• [The problem]:
Repeat, line for line, the entries printed below.

• [Records to use]:
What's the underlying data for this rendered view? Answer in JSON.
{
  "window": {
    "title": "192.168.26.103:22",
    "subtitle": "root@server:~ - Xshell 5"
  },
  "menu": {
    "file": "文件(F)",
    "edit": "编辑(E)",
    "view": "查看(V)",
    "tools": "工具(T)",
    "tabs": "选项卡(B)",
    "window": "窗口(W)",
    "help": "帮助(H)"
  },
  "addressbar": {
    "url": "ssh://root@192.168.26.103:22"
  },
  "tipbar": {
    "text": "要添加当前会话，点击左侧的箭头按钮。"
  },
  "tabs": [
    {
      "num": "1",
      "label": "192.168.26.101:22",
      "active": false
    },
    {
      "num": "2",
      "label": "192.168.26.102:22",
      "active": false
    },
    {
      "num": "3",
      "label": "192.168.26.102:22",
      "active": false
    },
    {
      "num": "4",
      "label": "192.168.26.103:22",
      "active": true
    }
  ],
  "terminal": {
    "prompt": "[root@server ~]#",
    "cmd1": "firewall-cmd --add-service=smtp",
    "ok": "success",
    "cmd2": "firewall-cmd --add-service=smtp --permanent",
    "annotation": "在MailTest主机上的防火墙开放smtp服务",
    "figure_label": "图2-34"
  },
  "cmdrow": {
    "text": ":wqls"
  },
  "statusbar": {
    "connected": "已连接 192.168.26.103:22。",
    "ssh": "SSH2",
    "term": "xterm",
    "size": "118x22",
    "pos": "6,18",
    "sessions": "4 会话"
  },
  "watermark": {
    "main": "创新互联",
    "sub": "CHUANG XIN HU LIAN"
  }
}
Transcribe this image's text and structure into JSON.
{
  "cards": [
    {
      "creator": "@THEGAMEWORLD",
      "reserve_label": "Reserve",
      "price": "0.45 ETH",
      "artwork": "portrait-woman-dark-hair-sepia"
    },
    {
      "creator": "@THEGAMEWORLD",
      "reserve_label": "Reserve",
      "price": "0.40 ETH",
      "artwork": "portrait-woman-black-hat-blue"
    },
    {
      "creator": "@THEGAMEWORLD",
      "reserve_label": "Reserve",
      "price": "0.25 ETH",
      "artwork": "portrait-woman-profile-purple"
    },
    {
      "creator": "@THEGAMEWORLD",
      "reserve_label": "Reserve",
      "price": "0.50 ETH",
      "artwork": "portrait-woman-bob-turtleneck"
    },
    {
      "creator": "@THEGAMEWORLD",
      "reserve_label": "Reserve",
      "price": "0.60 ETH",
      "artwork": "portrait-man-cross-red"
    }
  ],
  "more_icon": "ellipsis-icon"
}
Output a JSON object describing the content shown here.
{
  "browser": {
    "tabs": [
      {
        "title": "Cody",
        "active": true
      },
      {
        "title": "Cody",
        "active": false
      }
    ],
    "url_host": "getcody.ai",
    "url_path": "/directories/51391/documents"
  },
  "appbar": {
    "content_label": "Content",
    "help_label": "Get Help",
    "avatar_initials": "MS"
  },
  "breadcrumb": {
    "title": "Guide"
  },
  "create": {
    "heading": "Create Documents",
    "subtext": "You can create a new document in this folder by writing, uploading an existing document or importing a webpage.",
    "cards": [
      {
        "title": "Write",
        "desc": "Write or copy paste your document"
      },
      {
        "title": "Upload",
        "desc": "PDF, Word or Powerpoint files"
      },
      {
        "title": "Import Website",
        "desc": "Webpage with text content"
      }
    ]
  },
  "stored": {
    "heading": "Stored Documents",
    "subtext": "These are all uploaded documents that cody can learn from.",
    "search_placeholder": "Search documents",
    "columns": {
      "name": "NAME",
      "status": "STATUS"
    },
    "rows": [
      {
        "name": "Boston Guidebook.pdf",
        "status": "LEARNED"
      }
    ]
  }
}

• [Exercise result]:
What's the underlying data for this rendered view? Answer in JSON.
{
  "window": {
    "title": "192.168.26.103:22",
    "subtitle": "root@server:~ - Xshell 5"
  },
  "menu": {
    "file": "文件(F)",
    "edit": "编辑(E)",
    "view": "查看(V)",
    "tools": "工具(T)",
    "tabs": "选项卡(B)",
    "window": "窗口(W)",
    "help": "帮助(H)"
  },
  "addressbar": {
    "url": "ssh://root@192.168.26.103:22"
  },
  "tipbar": {
    "text": "要添加当前会话，点击左侧的箭头按钮。"
  },
  "tabs": [
    {
      "num": "1",
      "label": "192.168.26.101:22",
      "active": false
    },
    {
      "num": "2",
      "label": "192.168.26.102:22",
      "active": false
    },
    {
      "num": "3",
      "label": "192.168.26.102:22",
      "active": false
    },
    {
      "num": "4",
      "label": "192.168.26.103:22",
      "active": true
    }
  ],
  "terminal": {
    "prompt": "[root@server ~]#",
    "cmd1": "firewall-cmd --add-service=smtp",
    "ok": "success",
    "cmd2": "firewall-cmd --add-service=smtp --permanent",
    "annotation": "在MailTest主机上的防火墙开放smtp服务",
    "figure_label": "图2-34"
  },
  "cmdrow": {
    "text": ":wqls"
  },
  "statusbar": {
    "connected": "已连接 192.168.26.103:22。",
    "ssh": "SSH2",
    "term": "xterm",
    "size": "118x22",
    "pos": "6,18",
    "sessions": "4 会话"
  },
  "watermark": {
    "main": "创新互联",
    "sub": "CHUANG XIN HU LIAN"
  }
}
Transcribe this image's text and structure into JSON.
{
  "cards": [
    {
      "creator": "@THEGAMEWORLD",
      "reserve_label": "Reserve",
      "price": "0.45 ETH",
      "artwork": "portrait-woman-dark-hair-sepia"
    },
    {
      "creator": "@THEGAMEWORLD",
      "reserve_label": "Reserve",
      "price": "0.40 ETH",
      "artwork": "portrait-woman-black-hat-blue"
    },
    {
      "creator": "@THEGAMEWORLD",
      "reserve_label": "Reserve",
      "price": "0.25 ETH",
      "artwork": "portrait-woman-profile-purple"
    },
    {
      "creator": "@THEGAMEWORLD",
      "reserve_label": "Reserve",
      "price": "0.50 ETH",
      "artwork": "portrait-woman-bob-turtleneck"
    },
    {
      "creator": "@THEGAMEWORLD",
      "reserve_label": "Reserve",
      "price": "0.60 ETH",
      "artwork": "portrait-man-cross-red"
    }
  ],
  "more_icon": "ellipsis-icon"
}
Output a JSON object describing the content shown here.
{
  "browser": {
    "tabs": [
      {
        "title": "Cody",
        "active": true
      },
      {
        "title": "Cody",
        "active": false
      }
    ],
    "url_host": "getcody.ai",
    "url_path": "/directories/51391/documents"
  },
  "appbar": {
    "content_label": "Content",
    "help_label": "Get Help",
    "avatar_initials": "MS"
  },
  "breadcrumb": {
    "title": "Guide"
  },
  "create": {
    "heading": "Create Documents",
    "subtext": "You can create a new document in this folder by writing, uploading an existing document or importing a webpage.",
    "cards": [
      {
        "title": "Write",
        "desc": "Write or copy paste your document"
      },
      {
        "title": "Upload",
        "desc": "PDF, Word or Powerpoint files"
      },
      {
        "title": "Import Website",
        "desc": "Webpage with text content"
      }
    ]
  },
  "stored": {
    "heading": "Stored Documents",
    "subtext": "These are all uploaded documents that cody can learn from.",
    "search_placeholder": "Search documents",
    "columns": {
      "name": "NAME",
      "status": "STATUS"
    },
    "rows": [
      {
        "name": "Boston Guidebook.pdf",
        "status": "LEARNED"
      }
    ]
  }
}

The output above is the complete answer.